Requirements » Output all the material that follows, exactly as given.

Given records »
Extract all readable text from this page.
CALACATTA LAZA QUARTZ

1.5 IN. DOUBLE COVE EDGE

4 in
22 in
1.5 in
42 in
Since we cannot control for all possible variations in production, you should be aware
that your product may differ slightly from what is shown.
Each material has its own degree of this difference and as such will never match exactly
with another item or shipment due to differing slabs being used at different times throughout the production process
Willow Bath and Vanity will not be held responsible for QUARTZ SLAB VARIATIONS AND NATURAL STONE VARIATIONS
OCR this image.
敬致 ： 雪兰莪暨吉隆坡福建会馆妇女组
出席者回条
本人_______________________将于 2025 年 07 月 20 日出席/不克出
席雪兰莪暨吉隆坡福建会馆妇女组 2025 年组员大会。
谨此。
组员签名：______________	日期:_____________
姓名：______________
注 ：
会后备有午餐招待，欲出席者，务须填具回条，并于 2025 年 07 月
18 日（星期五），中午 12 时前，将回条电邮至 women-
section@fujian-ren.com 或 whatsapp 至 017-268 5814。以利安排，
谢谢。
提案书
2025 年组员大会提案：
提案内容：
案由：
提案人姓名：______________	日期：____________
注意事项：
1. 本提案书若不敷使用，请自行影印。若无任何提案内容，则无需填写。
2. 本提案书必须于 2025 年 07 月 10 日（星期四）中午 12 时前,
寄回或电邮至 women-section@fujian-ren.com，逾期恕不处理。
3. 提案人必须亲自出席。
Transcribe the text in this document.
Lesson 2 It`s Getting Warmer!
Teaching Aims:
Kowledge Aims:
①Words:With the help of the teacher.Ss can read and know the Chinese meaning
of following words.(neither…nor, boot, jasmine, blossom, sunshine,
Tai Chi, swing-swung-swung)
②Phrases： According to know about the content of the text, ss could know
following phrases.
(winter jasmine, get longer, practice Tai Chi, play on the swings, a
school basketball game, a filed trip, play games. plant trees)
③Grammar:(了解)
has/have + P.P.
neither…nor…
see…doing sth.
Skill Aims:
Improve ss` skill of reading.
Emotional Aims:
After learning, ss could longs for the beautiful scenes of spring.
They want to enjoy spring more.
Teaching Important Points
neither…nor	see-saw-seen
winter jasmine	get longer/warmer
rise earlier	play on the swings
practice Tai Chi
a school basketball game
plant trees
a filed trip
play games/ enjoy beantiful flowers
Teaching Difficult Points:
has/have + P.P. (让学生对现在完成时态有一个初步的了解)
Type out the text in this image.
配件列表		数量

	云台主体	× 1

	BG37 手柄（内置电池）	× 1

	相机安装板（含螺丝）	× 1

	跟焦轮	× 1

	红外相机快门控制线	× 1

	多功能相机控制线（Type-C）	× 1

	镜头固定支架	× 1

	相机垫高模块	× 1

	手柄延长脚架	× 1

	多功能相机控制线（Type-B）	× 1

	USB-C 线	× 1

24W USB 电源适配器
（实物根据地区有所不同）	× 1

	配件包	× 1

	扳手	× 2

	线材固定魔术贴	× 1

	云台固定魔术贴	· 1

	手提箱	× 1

Result of this task »
Extract all readable text from this page.
CALACATTA LAZA QUARTZ

1.5 IN. DOUBLE COVE EDGE

4 in
22 in
1.5 in
42 in
Since we cannot control for all possible variations in production, you should be aware
that your product may differ slightly from what is shown.
Each material has its own degree of this difference and as such will never match exactly
with another item or shipment due to differing slabs being used at different times throughout the production process
Willow Bath and Vanity will not be held responsible for QUARTZ SLAB VARIATIONS AND NATURAL STONE VARIATIONS
OCR this image.
敬致 ： 雪兰莪暨吉隆坡福建会馆妇女组
出席者回条
本人_______________________将于 2025 年 07 月 20 日出席/不克出
席雪兰莪暨吉隆坡福建会馆妇女组 2025 年组员大会。
谨此。
组员签名：______________	日期:_____________
姓名：______________
注 ：
会后备有午餐招待，欲出席者，务须填具回条，并于 2025 年 07 月
18 日（星期五），中午 12 时前，将回条电邮至 women-
section@fujian-ren.com 或 whatsapp 至 017-268 5814。以利安排，
谢谢。
提案书
2025 年组员大会提案：
提案内容：
案由：
提案人姓名：______________	日期：____________
注意事项：
1. 本提案书若不敷使用，请自行影印。若无任何提案内容，则无需填写。
2. 本提案书必须于 2025 年 07 月 10 日（星期四）中午 12 时前,
寄回或电邮至 women-section@fujian-ren.com，逾期恕不处理。
3. 提案人必须亲自出席。
Transcribe the text in this document.
Lesson 2 It`s Getting Warmer!
Teaching Aims:
Kowledge Aims:
①Words:With the help of the teacher.Ss can read and know the Chinese meaning
of following words.(neither…nor, boot, jasmine, blossom, sunshine,
Tai Chi, swing-swung-swung)
②Phrases： According to know about the content of the text, ss could know
following phrases.
(winter jasmine, get longer, practice Tai Chi, play on the swings, a
school basketball game, a filed trip, play games. plant trees)
③Grammar:(了解)
has/have + P.P.
neither…nor…
see…doing sth.
Skill Aims:
Improve ss` skill of reading.
Emotional Aims:
After learning, ss could longs for the beautiful scenes of spring.
They want to enjoy spring more.
Teaching Important Points
neither…nor	see-saw-seen
winter jasmine	get longer/warmer
rise earlier	play on the swings
practice Tai Chi
a school basketball game
plant trees
a filed trip
play games/ enjoy beantiful flowers
Teaching Difficult Points:
has/have + P.P. (让学生对现在完成时态有一个初步的了解)
Type out the text in this image.
配件列表		数量

	云台主体	× 1

	BG37 手柄（内置电池）	× 1

	相机安装板（含螺丝）	× 1

	跟焦轮	× 1

	红外相机快门控制线	× 1

	多功能相机控制线（Type-C）	× 1

	镜头固定支架	× 1

	相机垫高模块	× 1

	手柄延长脚架	× 1

	多功能相机控制线（Type-B）	× 1

	USB-C 线	× 1

24W USB 电源适配器
（实物根据地区有所不同）	× 1

	配件包	× 1

	扳手	× 2

	线材固定魔术贴	× 1

	云台固定魔术贴	· 1

	手提箱	× 1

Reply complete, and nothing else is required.